# THE PROBLEM
Return the listing below word for word.

-- START --

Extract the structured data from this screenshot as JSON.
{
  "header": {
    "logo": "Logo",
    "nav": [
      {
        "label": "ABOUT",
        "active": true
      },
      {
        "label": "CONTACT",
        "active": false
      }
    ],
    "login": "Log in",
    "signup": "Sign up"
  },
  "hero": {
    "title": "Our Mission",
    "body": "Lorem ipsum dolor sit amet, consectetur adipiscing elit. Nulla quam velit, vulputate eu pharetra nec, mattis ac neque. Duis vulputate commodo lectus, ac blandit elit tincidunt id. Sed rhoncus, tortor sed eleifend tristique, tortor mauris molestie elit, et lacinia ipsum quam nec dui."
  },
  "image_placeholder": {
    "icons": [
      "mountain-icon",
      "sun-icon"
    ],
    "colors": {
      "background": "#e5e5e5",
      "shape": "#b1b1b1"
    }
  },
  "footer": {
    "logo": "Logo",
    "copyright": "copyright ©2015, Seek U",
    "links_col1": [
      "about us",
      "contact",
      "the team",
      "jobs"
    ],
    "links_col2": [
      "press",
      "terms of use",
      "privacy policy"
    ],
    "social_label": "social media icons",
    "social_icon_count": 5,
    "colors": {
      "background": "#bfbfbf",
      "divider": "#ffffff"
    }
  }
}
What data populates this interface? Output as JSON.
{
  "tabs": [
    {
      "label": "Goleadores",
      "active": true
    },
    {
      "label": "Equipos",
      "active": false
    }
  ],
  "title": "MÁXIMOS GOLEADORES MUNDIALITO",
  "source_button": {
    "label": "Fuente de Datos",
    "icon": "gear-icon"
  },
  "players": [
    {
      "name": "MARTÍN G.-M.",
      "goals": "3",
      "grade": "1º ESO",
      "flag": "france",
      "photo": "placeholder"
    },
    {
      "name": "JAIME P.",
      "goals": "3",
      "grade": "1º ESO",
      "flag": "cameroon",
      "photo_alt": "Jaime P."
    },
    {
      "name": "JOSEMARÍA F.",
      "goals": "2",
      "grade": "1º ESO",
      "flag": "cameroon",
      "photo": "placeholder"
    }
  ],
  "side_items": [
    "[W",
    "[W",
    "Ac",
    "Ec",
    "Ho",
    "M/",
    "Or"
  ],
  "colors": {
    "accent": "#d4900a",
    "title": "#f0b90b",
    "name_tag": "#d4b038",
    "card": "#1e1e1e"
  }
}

-- END --

# SOLUTION
Extract the structured data from this screenshot as JSON.
{
  "header": {
    "logo": "Logo",
    "nav": [
      {
        "label": "ABOUT",
        "active": true
      },
      {
        "label": "CONTACT",
        "active": false
      }
    ],
    "login": "Log in",
    "signup": "Sign up"
  },
  "hero": {
    "title": "Our Mission",
    "body": "Lorem ipsum dolor sit amet, consectetur adipiscing elit. Nulla quam velit, vulputate eu pharetra nec, mattis ac neque. Duis vulputate commodo lectus, ac blandit elit tincidunt id. Sed rhoncus, tortor sed eleifend tristique, tortor mauris molestie elit, et lacinia ipsum quam nec dui."
  },
  "image_placeholder": {
    "icons": [
      "mountain-icon",
      "sun-icon"
    ],
    "colors": {
      "background": "#e5e5e5",
      "shape": "#b1b1b1"
    }
  },
  "footer": {
    "logo": "Logo",
    "copyright": "copyright ©2015, Seek U",
    "links_col1": [
      "about us",
      "contact",
      "the team",
      "jobs"
    ],
    "links_col2": [
      "press",
      "terms of use",
      "privacy policy"
    ],
    "social_label": "social media icons",
    "social_icon_count": 5,
    "colors": {
      "background": "#bfbfbf",
      "divider": "#ffffff"
    }
  }
}
What data populates this interface? Output as JSON.
{
  "tabs": [
    {
      "label": "Goleadores",
      "active": true
    },
    {
      "label": "Equipos",
      "active": false
    }
  ],
  "title": "MÁXIMOS GOLEADORES MUNDIALITO",
  "source_button": {
    "label": "Fuente de Datos",
    "icon": "gear-icon"
  },
  "players": [
    {
      "name": "MARTÍN G.-M.",
      "goals": "3",
      "grade": "1º ESO",
      "flag": "france",
      "photo": "placeholder"
    },
    {
      "name": "JAIME P.",
      "goals": "3",
      "grade": "1º ESO",
      "flag": "cameroon",
      "photo_alt": "Jaime P."
    },
    {
      "name": "JOSEMARÍA F.",
      "goals": "2",
      "grade": "1º ESO",
      "flag": "cameroon",
      "photo": "placeholder"
    }
  ],
  "side_items": [
    "[W",
    "[W",
    "Ac",
    "Ec",
    "Ho",
    "M/",
    "Or"
  ],
  "colors": {
    "accent": "#d4900a",
    "title": "#f0b90b",
    "name_tag": "#d4b038",
    "card": "#1e1e1e"
  }
}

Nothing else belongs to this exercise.